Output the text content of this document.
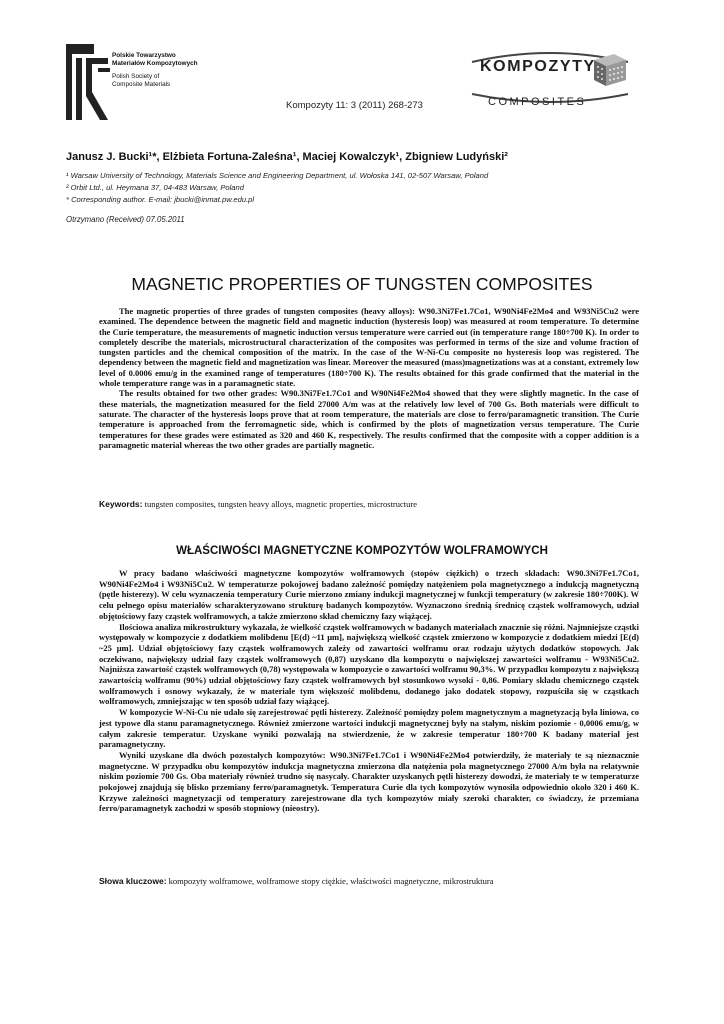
Polskie Towarzystwo
Materiałów Kompozytowych
Polish Society of
Composite Materials
Kompozyty 11: 3 (2011) 268-273
KOMPOZYTY
COMPOSITES
Janusz J. Bucki¹*, Elżbieta Fortuna-Zaleśna¹, Maciej Kowalczyk¹, Zbigniew Ludyński²
¹ Warsaw University of Technology, Materials Science and Engineering Department, ul. Wołoska 141, 02-507 Warsaw, Poland
² Orbit Ltd., ul. Heymana 37, 04-483 Warsaw, Poland
* Corresponding author. E-mail: jbucki@inmat.pw.edu.pl
Otrzymano (Received) 07.05.2011
MAGNETIC PROPERTIES OF TUNGSTEN COMPOSITES

The magnetic properties of three grades of tungsten composites (heavy alloys): W90.3Ni7Fe1.7Co1, W90Ni4Fe2Mo4 and W93Ni5Cu2 were examined. The dependence between the magnetic field and magnetic induction (hysteresis loop) was measured at room temperature. To determine the Curie temperature, the measurements of magnetic induction versus temperature were carried out (in temperature range 180÷700 K). In order to completely describe the materials, microstructural characterization of the composites was performed in terms of the size and volume fraction of tungsten particles and the chemical composition of the matrix. In the case of the W-Ni-Cu composite no hysteresis loop was registered. The dependency between the magnetic field and magnetization was linear. Moreover the measured (mass)magnetizations was at a constant, extremely low level of 0.0006 emu/g in the examined range of temperatures (180÷700 K). The results obtained for this grade confirmed that the material in the whole temperature range was in a paramagnetic state.

The results obtained for two other grades: W90.3Ni7Fe1.7Co1 and W90Ni4Fe2Mo4 showed that they were slightly magnetic. In the case of these materials, the magnetization measured for the field 27000 A/m was at the relatively low level of 700 Gs. Both materials were difficult to saturate. The character of the hysteresis loops prove that at room temperature, the materials are close to ferro/paramagnetic transition. The Curie temperature is approached from the ferromagnetic side, which is confirmed by the plots of magnetization versus temperature. The Curie temperatures for these grades were estimated as 320 and 460 K, respectively. The results confirmed that the composite with a copper addition is a paramagnetic material whereas the two other grades are partially magnetic.

Keywords: tungsten composites, tungsten heavy alloys, magnetic properties, microstructure
WŁAŚCIWOŚCI MAGNETYCZNE KOMPOZYTÓW WOLFRAMOWYCH

W pracy badano właściwości magnetyczne kompozytów wolframowych (stopów ciężkich) o trzech składach: W90.3Ni7Fe1.7Co1, W90Ni4Fe2Mo4 i W93Ni5Cu2. W temperaturze pokojowej badano zależność pomiędzy natężeniem pola magnetycznego a indukcją magnetyczną (pętle histerezy). W celu wyznaczenia temperatury Curie mierzono zmiany indukcji magnetycznej w funkcji temperatury (w zakresie 180÷700K). W celu pełnego opisu materiałów scharakteryzowano strukturę badanych kompozytów. Wyznaczono średnią średnicę cząstek wolframowych, udział objętościowy fazy cząstek wolframowych, a także zmierzono skład chemiczny fazy wiążącej.

Ilościowa analiza mikrostruktury wykazała, że wielkość cząstek wolframowych w badanych materiałach znacznie się różni. Najmniejsze cząstki występowały w kompozycie z dodatkiem molibdenu [E(d) ~11 μm], największą wielkość cząstek zmierzono w kompozycie z dodatkiem miedzi [E(d) ~25 μm]. Udział objętościowy fazy cząstek wolframowych zależy od zawartości wolframu oraz rodzaju użytych dodatków stopowych. Jak oczekiwano, największy udział fazy cząstek wolframowych (0,87) uzyskano dla kompozytu o największej zawartości wolframu - W93Ni5Cu2. Najniższa zawartość cząstek wolframowych (0,78) występowała w kompozycie o zawartości wolframu 90,3%. W przypadku kompozytu z największą zawartością wolframu (90%) udział objętościowy fazy cząstek wolframowych był stosunkowo wysoki - 0,86. Pomiary składu chemicznego cząstek wolframowych i osnowy wykazały, że w materiale tym większość molibdenu, dodanego jako dodatek stopowy, rozpuściła się w cząstkach wolframowych, zmniejszając w ten sposób udział fazy wiążącej.

W kompozycie W-Ni-Cu nie udało się zarejestrować pętli histerezy. Zależność pomiędzy polem magnetycznym a magnetyzacją była liniowa, co jest typowe dla stanu paramagnetycznego. Również zmierzone wartości indukcji magnetycznej były na stałym, niskim poziomie - 0,0006 emu/g, w całym zakresie temperatur. Uzyskane wyniki pozwalają na stwierdzenie, że w zakresie temperatur 180÷700 K badany materiał jest paramagnetyczny.

Wyniki uzyskane dla dwóch pozostałych kompozytów: W90.3Ni7Fe1.7Co1 i W90Ni4Fe2Mo4 potwierdziły, że materiały te są nieznacznie magnetyczne. W przypadku obu kompozytów indukcja magnetyczna zmierzona dla natężenia pola magnetycznego 27000 A/m była na relatywnie niskim poziomie 700 Gs. Oba materiały również trudno się nasycały. Charakter uzyskanych pętli histerezy dowodzi, że materiały te w temperaturze pokojowej znajdują się blisko przemiany ferro/paramagnetyk. Temperatura Curie dla tych kompozytów wynosiła odpowiednio około 320 i 460 K. Krzywe zależności magnetyzacji od temperatury zarejestrowane dla tych kompozytów miały szeroki charakter, co świadczy, że przemiana ferro/paramagnetyk zachodzi w sposób stopniowy (nieostry).

Słowa kluczowe: kompozyty wolframowe, wolframowe stopy ciężkie, właściwości magnetyczne, mikrostruktura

============

# Problem to solve
Using the entries above, return each line that includes the word "temperature".

# Full response
The magnetic properties of three grades of tungsten composites (heavy alloys): W90.3Ni7Fe1.7Co1, W90Ni4Fe2Mo4 and W93Ni5Cu2 were examined. The dependence between the magnetic field and magnetic induction (hysteresis loop) was measured at room temperature. To determine the Curie temperature, the measurements of magnetic induction versus temperature were carried out (in temperature range 180÷700 K). In order to completely describe the materials, microstructural characterization of the composites was performed in terms of the size and volume fraction of tungsten particles and the chemical composition of the matrix. In the case of the W-Ni-Cu composite no hysteresis loop was registered. The dependency between the magnetic field and magnetization was linear. Moreover the measured (mass)magnetizations was at a constant, extremely low level of 0.0006 emu/g in the examined range of temperatures (180÷700 K). The results obtained for this grade confirmed that the material in the whole temperature range was in a paramagnetic state.
The results obtained for two other grades: W90.3Ni7Fe1.7Co1 and W90Ni4Fe2Mo4 showed that they were slightly magnetic. In the case of these materials, the magnetization measured for the field 27000 A/m was at the relatively low level of 700 Gs. Both materials were difficult to saturate. The character of the hysteresis loops prove that at room temperature, the materials are close to ferro/paramagnetic transition. The Curie temperature is approached from the ferromagnetic side, which is confirmed by the plots of magnetization versus temperature. The Curie temperatures for these grades were estimated as 320 and 460 K, respectively. The results confirmed that the composite with a copper addition is a paramagnetic material whereas the two other grades are partially magnetic.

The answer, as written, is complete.